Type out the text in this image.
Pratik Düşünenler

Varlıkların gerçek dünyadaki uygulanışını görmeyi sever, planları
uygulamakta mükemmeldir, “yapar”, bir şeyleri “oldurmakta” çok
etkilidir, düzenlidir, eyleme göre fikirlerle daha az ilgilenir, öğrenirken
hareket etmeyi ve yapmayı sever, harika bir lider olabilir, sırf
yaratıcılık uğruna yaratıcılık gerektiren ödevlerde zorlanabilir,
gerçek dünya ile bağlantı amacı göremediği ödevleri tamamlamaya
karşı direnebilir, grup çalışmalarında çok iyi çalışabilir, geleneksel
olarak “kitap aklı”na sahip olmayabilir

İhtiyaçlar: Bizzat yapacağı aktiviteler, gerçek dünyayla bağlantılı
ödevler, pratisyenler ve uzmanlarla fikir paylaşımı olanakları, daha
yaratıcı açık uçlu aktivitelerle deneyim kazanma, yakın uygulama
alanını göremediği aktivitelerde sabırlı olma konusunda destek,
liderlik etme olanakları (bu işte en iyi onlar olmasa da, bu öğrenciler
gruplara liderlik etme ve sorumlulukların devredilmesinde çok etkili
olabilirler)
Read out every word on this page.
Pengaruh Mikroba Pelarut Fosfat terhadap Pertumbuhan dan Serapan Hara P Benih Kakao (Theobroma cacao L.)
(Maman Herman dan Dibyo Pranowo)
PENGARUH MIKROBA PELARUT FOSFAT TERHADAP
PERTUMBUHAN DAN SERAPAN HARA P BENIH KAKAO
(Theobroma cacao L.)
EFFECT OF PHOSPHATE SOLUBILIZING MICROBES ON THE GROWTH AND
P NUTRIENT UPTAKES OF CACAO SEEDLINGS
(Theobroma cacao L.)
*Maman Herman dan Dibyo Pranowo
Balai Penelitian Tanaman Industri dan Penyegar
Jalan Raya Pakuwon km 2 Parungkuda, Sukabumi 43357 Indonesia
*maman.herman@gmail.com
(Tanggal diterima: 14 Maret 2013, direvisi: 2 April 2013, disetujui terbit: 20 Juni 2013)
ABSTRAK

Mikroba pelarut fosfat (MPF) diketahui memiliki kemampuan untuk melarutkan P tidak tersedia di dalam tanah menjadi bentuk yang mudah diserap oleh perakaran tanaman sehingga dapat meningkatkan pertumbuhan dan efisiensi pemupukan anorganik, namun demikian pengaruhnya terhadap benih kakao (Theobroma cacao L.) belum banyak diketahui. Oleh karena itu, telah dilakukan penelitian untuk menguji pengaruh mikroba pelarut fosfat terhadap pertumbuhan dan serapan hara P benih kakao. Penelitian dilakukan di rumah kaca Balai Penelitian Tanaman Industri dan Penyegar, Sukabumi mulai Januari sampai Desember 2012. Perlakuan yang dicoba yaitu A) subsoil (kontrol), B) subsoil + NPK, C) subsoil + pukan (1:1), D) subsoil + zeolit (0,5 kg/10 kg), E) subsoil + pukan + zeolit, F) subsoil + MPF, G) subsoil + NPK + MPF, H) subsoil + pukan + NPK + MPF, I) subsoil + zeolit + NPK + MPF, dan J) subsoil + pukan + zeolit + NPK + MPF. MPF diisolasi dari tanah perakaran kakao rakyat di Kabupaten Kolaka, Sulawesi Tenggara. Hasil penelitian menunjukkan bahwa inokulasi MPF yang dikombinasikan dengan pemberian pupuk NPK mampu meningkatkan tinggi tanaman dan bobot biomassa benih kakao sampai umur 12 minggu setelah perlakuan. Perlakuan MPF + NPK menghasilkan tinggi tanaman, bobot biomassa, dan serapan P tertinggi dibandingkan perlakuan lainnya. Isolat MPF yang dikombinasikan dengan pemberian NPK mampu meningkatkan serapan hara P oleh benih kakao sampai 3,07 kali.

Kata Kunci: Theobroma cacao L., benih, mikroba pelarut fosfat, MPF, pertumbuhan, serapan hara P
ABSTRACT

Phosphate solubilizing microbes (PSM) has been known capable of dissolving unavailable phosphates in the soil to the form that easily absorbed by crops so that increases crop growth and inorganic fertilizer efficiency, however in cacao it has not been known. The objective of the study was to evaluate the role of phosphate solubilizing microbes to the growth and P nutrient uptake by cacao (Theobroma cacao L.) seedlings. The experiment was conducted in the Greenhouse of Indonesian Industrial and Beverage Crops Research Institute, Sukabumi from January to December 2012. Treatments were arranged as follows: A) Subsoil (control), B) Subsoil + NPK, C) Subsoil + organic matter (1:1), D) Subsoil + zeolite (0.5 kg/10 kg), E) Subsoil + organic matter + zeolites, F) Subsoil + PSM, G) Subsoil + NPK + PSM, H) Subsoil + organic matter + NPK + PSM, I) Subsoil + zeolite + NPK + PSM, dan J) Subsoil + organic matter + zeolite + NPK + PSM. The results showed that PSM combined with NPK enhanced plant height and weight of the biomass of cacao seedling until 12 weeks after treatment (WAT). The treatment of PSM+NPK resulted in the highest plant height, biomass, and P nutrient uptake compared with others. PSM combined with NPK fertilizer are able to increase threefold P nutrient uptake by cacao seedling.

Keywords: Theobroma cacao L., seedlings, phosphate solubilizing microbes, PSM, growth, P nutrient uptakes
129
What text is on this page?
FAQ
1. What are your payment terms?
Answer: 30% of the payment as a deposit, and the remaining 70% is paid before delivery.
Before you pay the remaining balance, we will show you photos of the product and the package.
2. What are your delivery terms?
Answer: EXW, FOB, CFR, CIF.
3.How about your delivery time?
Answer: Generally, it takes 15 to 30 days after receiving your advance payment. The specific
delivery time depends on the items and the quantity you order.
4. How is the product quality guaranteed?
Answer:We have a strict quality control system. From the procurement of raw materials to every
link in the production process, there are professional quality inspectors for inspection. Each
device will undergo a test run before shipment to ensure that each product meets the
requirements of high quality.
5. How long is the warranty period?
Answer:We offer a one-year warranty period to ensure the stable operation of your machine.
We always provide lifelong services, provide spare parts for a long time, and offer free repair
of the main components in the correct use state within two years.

TASK REQUIREMENTS: Show every line from the entries above in which "long" appears.

RESULT:
5. How long is the warranty period?
We always provide lifelong services, provide spare parts for a long time, and offer free repair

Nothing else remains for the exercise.